YOUR GOAL.
Each line containing the word "semi" must be collected.

Data tied to figure images
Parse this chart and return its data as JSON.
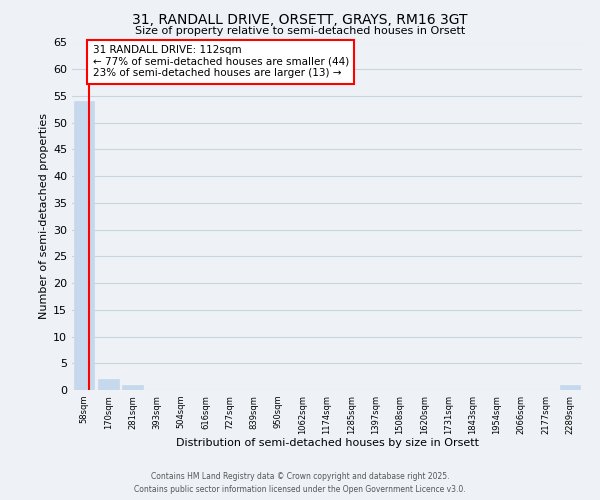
{
  "title": "31, RANDALL DRIVE, ORSETT, GRAYS, RM16 3GT",
  "subtitle": "Size of property relative to semi-detached houses in Orsett",
  "bar_labels": [
    "58sqm",
    "170sqm",
    "281sqm",
    "393sqm",
    "504sqm",
    "616sqm",
    "727sqm",
    "839sqm",
    "950sqm",
    "1062sqm",
    "1174sqm",
    "1285sqm",
    "1397sqm",
    "1508sqm",
    "1620sqm",
    "1731sqm",
    "1843sqm",
    "1954sqm",
    "2066sqm",
    "2177sqm",
    "2289sqm"
  ],
  "bar_values": [
    54,
    2,
    1,
    0,
    0,
    0,
    0,
    0,
    0,
    0,
    0,
    0,
    0,
    0,
    0,
    0,
    0,
    0,
    0,
    0,
    1
  ],
  "bar_color": "#c6d9ec",
  "grid_color": "#c8d4e0",
  "background_color": "#eef2f7",
  "xlabel": "Distribution of semi-detached houses by size in Orsett",
  "ylabel": "Number of semi-detached properties",
  "ylim": [
    0,
    65
  ],
  "yticks": [
    0,
    5,
    10,
    15,
    20,
    25,
    30,
    35,
    40,
    45,
    50,
    55,
    60,
    65
  ],
  "property_bin_index": 0,
  "annotation_title": "31 RANDALL DRIVE: 112sqm",
  "annotation_line1": "← 77% of semi-detached houses are smaller (44)",
  "annotation_line2": "23% of semi-detached houses are larger (13) →",
  "footer_line1": "Contains HM Land Registry data © Crown copyright and database right 2025.",
  "footer_line2": "Contains public sector information licensed under the Open Government Licence v3.0."
}
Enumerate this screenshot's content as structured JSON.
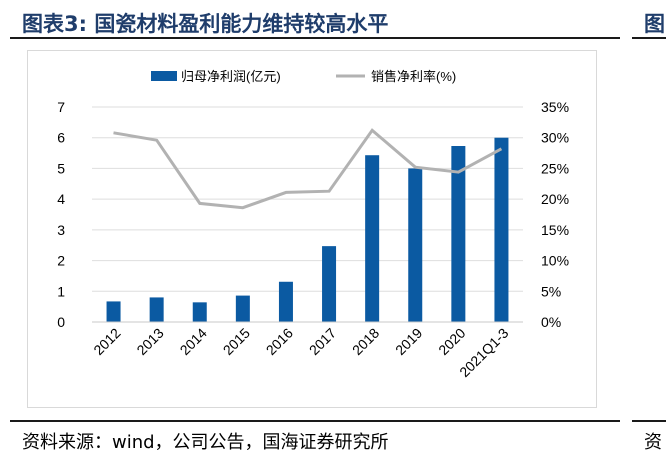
{
  "figure": {
    "title": "图表3:  国瓷材料盈利能力维持较高水平",
    "next_title_fragment": "图",
    "source": "资料来源：wind，公司公告，国海证券研究所",
    "next_source_fragment": "资"
  },
  "chart_data": {
    "type": "bar",
    "categories": [
      "2012",
      "2013",
      "2014",
      "2015",
      "2016",
      "2017",
      "2018",
      "2019",
      "2020",
      "2021Q1-3"
    ],
    "series": [
      {
        "name": "归母净利润(亿元)",
        "type": "bar",
        "axis": "left",
        "color": "#0b5aa2",
        "values": [
          0.67,
          0.8,
          0.64,
          0.86,
          1.31,
          2.47,
          5.43,
          5.0,
          5.73,
          6.0
        ]
      },
      {
        "name": "销售净利率(%)",
        "type": "line",
        "axis": "right",
        "color": "#b2b2b2",
        "values": [
          30.8,
          29.6,
          19.3,
          18.6,
          21.1,
          21.3,
          31.2,
          25.2,
          24.4,
          28.2
        ]
      }
    ],
    "y_left": {
      "min": 0,
      "max": 7,
      "ticks": [
        0,
        1,
        2,
        3,
        4,
        5,
        6,
        7
      ]
    },
    "y_right": {
      "min": 0,
      "max": 35,
      "ticks": [
        "0%",
        "5%",
        "10%",
        "15%",
        "20%",
        "25%",
        "30%",
        "35%"
      ]
    },
    "legend_position": "top-center",
    "grid": "horizontal"
  }
}
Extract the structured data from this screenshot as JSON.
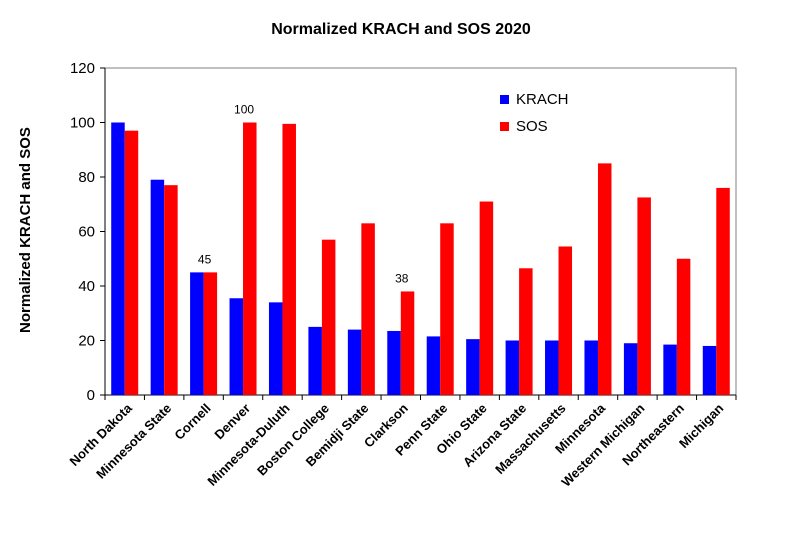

TASK RESPONSE.
  "subtitle": "Size of property relative to semi-detached houses in Orsett",
  "xlabel": "Distribution of semi-detached houses by size in Orsett",
  "ylabel": "Number of semi-detached properties",
  "annotation_line1": "← 77% of semi-detached houses are smaller (44)",
  "annotation_line2": "23% of semi-detached houses are larger (13) →",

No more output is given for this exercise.